>> BEGIN Extracted records
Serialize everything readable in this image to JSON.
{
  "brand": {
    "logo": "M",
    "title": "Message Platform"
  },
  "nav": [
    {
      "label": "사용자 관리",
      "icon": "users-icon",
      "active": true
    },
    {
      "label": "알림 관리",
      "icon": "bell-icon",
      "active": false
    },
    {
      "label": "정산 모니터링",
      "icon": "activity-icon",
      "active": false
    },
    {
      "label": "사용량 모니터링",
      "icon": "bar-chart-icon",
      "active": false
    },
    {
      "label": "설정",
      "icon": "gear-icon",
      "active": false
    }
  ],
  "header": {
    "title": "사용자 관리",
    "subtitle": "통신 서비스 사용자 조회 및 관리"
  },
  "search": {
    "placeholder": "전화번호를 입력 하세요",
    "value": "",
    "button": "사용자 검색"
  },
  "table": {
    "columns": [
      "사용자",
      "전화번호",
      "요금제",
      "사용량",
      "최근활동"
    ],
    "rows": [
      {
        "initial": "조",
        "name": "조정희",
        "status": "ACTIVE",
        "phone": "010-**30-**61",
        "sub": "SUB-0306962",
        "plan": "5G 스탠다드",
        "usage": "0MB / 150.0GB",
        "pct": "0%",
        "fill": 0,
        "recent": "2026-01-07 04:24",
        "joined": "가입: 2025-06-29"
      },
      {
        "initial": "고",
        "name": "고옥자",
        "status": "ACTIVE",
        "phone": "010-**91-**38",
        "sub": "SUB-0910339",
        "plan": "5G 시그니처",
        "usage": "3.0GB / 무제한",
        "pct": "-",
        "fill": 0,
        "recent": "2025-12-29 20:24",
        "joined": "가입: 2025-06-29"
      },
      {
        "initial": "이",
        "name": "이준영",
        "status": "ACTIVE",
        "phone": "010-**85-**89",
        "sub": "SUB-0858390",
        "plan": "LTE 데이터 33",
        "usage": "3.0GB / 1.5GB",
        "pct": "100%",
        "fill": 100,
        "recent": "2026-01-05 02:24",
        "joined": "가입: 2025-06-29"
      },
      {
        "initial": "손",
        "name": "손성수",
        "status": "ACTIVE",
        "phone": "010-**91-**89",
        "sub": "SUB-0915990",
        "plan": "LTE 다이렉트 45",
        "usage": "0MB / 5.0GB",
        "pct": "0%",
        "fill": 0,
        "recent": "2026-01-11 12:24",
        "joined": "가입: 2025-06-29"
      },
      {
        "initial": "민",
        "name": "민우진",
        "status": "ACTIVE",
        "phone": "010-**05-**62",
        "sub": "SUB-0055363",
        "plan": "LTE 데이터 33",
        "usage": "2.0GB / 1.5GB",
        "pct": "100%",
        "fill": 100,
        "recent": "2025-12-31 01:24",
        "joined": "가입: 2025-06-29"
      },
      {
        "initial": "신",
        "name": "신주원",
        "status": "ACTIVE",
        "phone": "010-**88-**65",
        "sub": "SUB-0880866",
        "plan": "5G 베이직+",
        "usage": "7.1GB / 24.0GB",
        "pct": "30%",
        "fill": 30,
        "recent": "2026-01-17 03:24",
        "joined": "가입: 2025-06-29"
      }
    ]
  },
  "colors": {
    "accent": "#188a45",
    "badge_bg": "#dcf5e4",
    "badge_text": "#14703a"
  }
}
>> END Extracted records
Quote each line of the data above exactly as written.

Serialize everything readable in this image to JSON.
{
  "brand": {
    "logo": "M",
    "title": "Message Platform"
  },
  "nav": [
    {
      "label": "사용자 관리",
      "icon": "users-icon",
      "active": true
    },
    {
      "label": "알림 관리",
      "icon": "bell-icon",
      "active": false
    },
    {
      "label": "정산 모니터링",
      "icon": "activity-icon",
      "active": false
    },
    {
      "label": "사용량 모니터링",
      "icon": "bar-chart-icon",
      "active": false
    },
    {
      "label": "설정",
      "icon": "gear-icon",
      "active": false
    }
  ],
  "header": {
    "title": "사용자 관리",
    "subtitle": "통신 서비스 사용자 조회 및 관리"
  },
  "search": {
    "placeholder": "전화번호를 입력 하세요",
    "value": "",
    "button": "사용자 검색"
  },
  "table": {
    "columns": [
      "사용자",
      "전화번호",
      "요금제",
      "사용량",
      "최근활동"
    ],
    "rows": [
      {
        "initial": "조",
        "name": "조정희",
        "status": "ACTIVE",
        "phone": "010-**30-**61",
        "sub": "SUB-0306962",
        "plan": "5G 스탠다드",
        "usage": "0MB / 150.0GB",
        "pct": "0%",
        "fill": 0,
        "recent": "2026-01-07 04:24",
        "joined": "가입: 2025-06-29"
      },
      {
        "initial": "고",
        "name": "고옥자",
        "status": "ACTIVE",
        "phone": "010-**91-**38",
        "sub": "SUB-0910339",
        "plan": "5G 시그니처",
        "usage": "3.0GB / 무제한",
        "pct": "-",
        "fill": 0,
        "recent": "2025-12-29 20:24",
        "joined": "가입: 2025-06-29"
      },
      {
        "initial": "이",
        "name": "이준영",
        "status": "ACTIVE",
        "phone": "010-**85-**89",
        "sub": "SUB-0858390",
        "plan": "LTE 데이터 33",
        "usage": "3.0GB / 1.5GB",
        "pct": "100%",
        "fill": 100,
        "recent": "2026-01-05 02:24",
        "joined": "가입: 2025-06-29"
      },
      {
        "initial": "손",
        "name": "손성수",
        "status": "ACTIVE",
        "phone": "010-**91-**89",
        "sub": "SUB-0915990",
        "plan": "LTE 다이렉트 45",
        "usage": "0MB / 5.0GB",
        "pct": "0%",
        "fill": 0,
        "recent": "2026-01-11 12:24",
        "joined": "가입: 2025-06-29"
      },
      {
        "initial": "민",
        "name": "민우진",
        "status": "ACTIVE",
        "phone": "010-**05-**62",
        "sub": "SUB-0055363",
        "plan": "LTE 데이터 33",
        "usage": "2.0GB / 1.5GB",
        "pct": "100%",
        "fill": 100,
        "recent": "2025-12-31 01:24",
        "joined": "가입: 2025-06-29"
      },
      {
        "initial": "신",
        "name": "신주원",
        "status": "ACTIVE",
        "phone": "010-**88-**65",
        "sub": "SUB-0880866",
        "plan": "5G 베이직+",
        "usage": "7.1GB / 24.0GB",
        "pct": "30%",
        "fill": 30,
        "recent": "2026-01-17 03:24",
        "joined": "가입: 2025-06-29"
      }
    ]
  },
  "colors": {
    "accent": "#188a45",
    "badge_bg": "#dcf5e4",
    "badge_text": "#14703a"
  }
}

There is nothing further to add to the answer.